Reproduce all records exactly.

EXERCISE DATA >>
○ ○ ○ ○

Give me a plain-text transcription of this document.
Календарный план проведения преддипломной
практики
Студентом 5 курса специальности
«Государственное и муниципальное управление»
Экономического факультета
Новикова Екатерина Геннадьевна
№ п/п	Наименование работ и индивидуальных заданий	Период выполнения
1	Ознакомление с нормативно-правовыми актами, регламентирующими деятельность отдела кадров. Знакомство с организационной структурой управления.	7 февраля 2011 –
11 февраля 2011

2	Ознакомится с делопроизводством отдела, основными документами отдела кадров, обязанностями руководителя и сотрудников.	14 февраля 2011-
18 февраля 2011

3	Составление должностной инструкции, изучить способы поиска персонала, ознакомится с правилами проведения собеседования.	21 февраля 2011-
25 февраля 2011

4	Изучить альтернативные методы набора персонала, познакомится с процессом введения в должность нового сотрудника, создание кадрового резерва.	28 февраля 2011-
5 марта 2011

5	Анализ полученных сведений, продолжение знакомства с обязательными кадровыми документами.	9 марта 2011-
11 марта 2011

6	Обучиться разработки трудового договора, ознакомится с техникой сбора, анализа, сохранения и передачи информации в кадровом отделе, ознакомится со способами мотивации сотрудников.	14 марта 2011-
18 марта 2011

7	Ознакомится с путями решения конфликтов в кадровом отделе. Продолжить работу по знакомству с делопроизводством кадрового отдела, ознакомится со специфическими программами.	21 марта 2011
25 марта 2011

○ ○ ○ ○

RIGHT ANSWER >>
Give me a plain-text transcription of this document.
Календарный план проведения преддипломной
практики
Студентом 5 курса специальности
«Государственное и муниципальное управление»
Экономического факультета
Новикова Екатерина Геннадьевна
№ п/п	Наименование работ и индивидуальных заданий	Период выполнения
1	Ознакомление с нормативно-правовыми актами, регламентирующими деятельность отдела кадров. Знакомство с организационной структурой управления.	7 февраля 2011 –
11 февраля 2011

2	Ознакомится с делопроизводством отдела, основными документами отдела кадров, обязанностями руководителя и сотрудников.	14 февраля 2011-
18 февраля 2011

3	Составление должностной инструкции, изучить способы поиска персонала, ознакомится с правилами проведения собеседования.	21 февраля 2011-
25 февраля 2011

4	Изучить альтернативные методы набора персонала, познакомится с процессом введения в должность нового сотрудника, создание кадрового резерва.	28 февраля 2011-
5 марта 2011

5	Анализ полученных сведений, продолжение знакомства с обязательными кадровыми документами.	9 марта 2011-
11 марта 2011

6	Обучиться разработки трудового договора, ознакомится с техникой сбора, анализа, сохранения и передачи информации в кадровом отделе, ознакомится со способами мотивации сотрудников.	14 марта 2011-
18 марта 2011

7	Ознакомится с путями решения конфликтов в кадровом отделе. Продолжить работу по знакомству с делопроизводством кадрового отдела, ознакомится со специфическими программами.	21 марта 2011
25 марта 2011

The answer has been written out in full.